• _Instructions for the task_
Each entry below is to be printed verbatim.

• _Records for processing_
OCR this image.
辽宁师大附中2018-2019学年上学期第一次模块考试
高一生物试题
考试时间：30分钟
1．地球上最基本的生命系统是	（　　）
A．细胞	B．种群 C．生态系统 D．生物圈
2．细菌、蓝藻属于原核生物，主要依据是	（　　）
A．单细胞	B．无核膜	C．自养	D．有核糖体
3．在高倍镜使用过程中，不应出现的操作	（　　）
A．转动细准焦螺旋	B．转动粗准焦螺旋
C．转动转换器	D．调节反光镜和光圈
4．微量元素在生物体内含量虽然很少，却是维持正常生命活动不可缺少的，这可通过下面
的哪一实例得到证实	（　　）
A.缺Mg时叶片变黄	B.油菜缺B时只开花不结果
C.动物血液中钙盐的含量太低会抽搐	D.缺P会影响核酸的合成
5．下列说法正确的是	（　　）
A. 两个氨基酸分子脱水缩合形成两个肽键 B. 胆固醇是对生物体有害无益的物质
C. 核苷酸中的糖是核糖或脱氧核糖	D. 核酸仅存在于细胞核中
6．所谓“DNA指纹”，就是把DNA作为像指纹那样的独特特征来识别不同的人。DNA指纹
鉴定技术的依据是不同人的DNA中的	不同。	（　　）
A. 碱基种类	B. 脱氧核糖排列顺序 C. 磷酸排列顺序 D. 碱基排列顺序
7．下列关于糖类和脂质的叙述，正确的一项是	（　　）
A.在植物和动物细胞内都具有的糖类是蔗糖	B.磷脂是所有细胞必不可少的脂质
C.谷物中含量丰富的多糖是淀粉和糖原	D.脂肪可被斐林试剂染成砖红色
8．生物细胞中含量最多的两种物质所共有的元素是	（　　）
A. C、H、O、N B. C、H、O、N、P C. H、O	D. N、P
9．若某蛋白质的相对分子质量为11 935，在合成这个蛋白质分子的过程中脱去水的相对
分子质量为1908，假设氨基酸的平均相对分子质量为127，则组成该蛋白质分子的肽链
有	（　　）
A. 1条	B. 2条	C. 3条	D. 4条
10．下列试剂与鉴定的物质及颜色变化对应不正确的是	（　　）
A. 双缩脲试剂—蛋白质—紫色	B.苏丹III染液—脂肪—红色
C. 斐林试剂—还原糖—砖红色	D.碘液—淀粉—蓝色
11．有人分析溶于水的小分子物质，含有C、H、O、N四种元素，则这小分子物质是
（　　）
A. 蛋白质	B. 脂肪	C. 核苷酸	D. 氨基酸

• _Output of the task_
OCR this image.
辽宁师大附中2018-2019学年上学期第一次模块考试
高一生物试题
考试时间：30分钟
1．地球上最基本的生命系统是	（　　）
A．细胞	B．种群 C．生态系统 D．生物圈
2．细菌、蓝藻属于原核生物，主要依据是	（　　）
A．单细胞	B．无核膜	C．自养	D．有核糖体
3．在高倍镜使用过程中，不应出现的操作	（　　）
A．转动细准焦螺旋	B．转动粗准焦螺旋
C．转动转换器	D．调节反光镜和光圈
4．微量元素在生物体内含量虽然很少，却是维持正常生命活动不可缺少的，这可通过下面
的哪一实例得到证实	（　　）
A.缺Mg时叶片变黄	B.油菜缺B时只开花不结果
C.动物血液中钙盐的含量太低会抽搐	D.缺P会影响核酸的合成
5．下列说法正确的是	（　　）
A. 两个氨基酸分子脱水缩合形成两个肽键 B. 胆固醇是对生物体有害无益的物质
C. 核苷酸中的糖是核糖或脱氧核糖	D. 核酸仅存在于细胞核中
6．所谓“DNA指纹”，就是把DNA作为像指纹那样的独特特征来识别不同的人。DNA指纹
鉴定技术的依据是不同人的DNA中的	不同。	（　　）
A. 碱基种类	B. 脱氧核糖排列顺序 C. 磷酸排列顺序 D. 碱基排列顺序
7．下列关于糖类和脂质的叙述，正确的一项是	（　　）
A.在植物和动物细胞内都具有的糖类是蔗糖	B.磷脂是所有细胞必不可少的脂质
C.谷物中含量丰富的多糖是淀粉和糖原	D.脂肪可被斐林试剂染成砖红色
8．生物细胞中含量最多的两种物质所共有的元素是	（　　）
A. C、H、O、N B. C、H、O、N、P C. H、O	D. N、P
9．若某蛋白质的相对分子质量为11 935，在合成这个蛋白质分子的过程中脱去水的相对
分子质量为1908，假设氨基酸的平均相对分子质量为127，则组成该蛋白质分子的肽链
有	（　　）
A. 1条	B. 2条	C. 3条	D. 4条
10．下列试剂与鉴定的物质及颜色变化对应不正确的是	（　　）
A. 双缩脲试剂—蛋白质—紫色	B.苏丹III染液—脂肪—红色
C. 斐林试剂—还原糖—砖红色	D.碘液—淀粉—蓝色
11．有人分析溶于水的小分子物质，含有C、H、O、N四种元素，则这小分子物质是
（　　）
A. 蛋白质	B. 脂肪	C. 核苷酸	D. 氨基酸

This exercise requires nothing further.